** GOAL OF THE EXERCISE **
Check the listing below line by line and report how many lines hold "this", with no other words.

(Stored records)
....................

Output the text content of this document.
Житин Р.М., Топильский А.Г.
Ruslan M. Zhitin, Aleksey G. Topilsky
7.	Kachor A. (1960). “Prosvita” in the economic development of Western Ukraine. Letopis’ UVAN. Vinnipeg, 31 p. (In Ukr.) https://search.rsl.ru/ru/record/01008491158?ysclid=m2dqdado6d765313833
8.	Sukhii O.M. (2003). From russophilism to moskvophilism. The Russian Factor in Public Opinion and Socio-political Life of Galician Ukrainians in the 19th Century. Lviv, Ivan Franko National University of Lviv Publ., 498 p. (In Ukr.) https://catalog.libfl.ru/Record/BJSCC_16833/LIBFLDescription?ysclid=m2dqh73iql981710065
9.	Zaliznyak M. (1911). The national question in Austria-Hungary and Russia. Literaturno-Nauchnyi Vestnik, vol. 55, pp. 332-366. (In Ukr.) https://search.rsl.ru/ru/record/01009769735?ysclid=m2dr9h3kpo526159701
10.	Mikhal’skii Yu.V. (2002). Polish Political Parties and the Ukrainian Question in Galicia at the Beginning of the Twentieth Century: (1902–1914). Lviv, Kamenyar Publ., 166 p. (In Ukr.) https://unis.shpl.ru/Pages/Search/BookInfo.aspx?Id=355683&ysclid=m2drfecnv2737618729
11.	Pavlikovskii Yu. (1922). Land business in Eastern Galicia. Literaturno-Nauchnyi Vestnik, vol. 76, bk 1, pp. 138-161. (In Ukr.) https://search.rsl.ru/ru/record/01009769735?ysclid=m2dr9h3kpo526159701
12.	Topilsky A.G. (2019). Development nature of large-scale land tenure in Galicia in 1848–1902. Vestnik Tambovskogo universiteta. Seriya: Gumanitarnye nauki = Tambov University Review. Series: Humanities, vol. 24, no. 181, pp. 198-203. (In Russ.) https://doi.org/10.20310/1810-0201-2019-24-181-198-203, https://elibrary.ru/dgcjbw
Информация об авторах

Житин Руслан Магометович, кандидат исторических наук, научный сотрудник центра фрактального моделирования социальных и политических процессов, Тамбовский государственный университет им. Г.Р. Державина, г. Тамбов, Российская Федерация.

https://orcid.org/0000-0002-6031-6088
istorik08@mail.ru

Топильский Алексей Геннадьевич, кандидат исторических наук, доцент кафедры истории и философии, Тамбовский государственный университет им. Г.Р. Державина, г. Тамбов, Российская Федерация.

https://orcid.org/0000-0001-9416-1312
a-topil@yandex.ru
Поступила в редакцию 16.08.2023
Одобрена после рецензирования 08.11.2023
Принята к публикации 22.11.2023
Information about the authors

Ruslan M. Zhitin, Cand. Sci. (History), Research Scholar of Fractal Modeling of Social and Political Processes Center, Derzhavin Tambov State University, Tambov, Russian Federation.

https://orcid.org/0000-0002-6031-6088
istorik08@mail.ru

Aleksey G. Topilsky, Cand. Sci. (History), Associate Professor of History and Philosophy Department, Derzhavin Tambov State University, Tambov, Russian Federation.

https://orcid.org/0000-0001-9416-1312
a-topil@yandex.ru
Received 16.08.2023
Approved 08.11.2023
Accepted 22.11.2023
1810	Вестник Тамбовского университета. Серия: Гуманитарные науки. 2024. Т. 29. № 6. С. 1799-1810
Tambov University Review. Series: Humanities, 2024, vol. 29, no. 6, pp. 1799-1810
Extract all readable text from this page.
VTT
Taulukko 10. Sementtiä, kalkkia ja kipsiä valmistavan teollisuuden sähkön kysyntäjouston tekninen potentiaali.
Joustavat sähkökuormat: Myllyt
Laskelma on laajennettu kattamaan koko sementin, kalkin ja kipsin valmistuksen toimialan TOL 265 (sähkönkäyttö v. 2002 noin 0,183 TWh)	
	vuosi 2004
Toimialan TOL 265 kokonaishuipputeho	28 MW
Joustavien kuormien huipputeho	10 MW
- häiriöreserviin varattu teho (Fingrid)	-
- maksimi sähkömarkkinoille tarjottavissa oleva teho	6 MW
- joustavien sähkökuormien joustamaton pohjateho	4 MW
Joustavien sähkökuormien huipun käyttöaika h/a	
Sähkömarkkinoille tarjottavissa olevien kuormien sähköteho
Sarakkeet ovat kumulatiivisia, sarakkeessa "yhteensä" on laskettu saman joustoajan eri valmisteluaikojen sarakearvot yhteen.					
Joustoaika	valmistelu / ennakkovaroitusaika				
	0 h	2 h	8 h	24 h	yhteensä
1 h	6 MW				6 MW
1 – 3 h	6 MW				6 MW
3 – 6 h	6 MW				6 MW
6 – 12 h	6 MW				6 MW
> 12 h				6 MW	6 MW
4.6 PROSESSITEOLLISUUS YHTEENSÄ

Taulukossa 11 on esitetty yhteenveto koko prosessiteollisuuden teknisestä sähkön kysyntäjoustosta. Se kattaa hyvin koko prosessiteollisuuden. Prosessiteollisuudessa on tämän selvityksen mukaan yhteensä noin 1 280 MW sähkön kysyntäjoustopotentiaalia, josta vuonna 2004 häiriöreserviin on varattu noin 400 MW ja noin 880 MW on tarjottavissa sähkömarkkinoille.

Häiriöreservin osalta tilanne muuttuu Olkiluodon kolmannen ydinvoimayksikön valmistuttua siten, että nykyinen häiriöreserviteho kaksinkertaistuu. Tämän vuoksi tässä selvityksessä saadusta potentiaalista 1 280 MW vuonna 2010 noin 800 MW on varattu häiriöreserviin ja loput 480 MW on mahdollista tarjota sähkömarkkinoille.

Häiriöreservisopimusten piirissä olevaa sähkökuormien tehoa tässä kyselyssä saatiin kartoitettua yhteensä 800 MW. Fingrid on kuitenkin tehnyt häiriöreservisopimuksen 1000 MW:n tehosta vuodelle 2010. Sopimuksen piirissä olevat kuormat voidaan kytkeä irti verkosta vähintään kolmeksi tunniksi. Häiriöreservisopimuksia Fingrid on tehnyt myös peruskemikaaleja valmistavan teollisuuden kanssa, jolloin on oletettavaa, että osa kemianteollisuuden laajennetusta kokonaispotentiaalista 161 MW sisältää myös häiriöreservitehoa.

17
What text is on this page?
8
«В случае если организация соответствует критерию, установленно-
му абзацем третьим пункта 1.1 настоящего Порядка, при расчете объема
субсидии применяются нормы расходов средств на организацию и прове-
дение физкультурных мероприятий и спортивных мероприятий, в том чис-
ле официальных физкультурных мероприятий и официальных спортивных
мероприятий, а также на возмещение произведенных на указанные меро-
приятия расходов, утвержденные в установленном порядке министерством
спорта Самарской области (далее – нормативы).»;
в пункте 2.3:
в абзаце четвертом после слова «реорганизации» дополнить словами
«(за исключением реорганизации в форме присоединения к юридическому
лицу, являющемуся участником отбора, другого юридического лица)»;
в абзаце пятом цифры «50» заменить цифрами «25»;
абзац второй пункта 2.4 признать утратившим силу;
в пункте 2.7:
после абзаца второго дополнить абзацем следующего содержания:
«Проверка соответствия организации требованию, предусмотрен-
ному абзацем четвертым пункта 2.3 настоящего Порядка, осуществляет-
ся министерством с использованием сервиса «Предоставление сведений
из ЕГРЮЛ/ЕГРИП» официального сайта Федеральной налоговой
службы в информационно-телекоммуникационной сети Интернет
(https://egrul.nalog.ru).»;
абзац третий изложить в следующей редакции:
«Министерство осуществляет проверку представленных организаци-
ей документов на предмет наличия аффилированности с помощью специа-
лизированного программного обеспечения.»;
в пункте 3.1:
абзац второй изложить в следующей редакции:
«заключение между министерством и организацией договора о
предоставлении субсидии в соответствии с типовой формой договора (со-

....................

** SOLVED PROBLEM **
3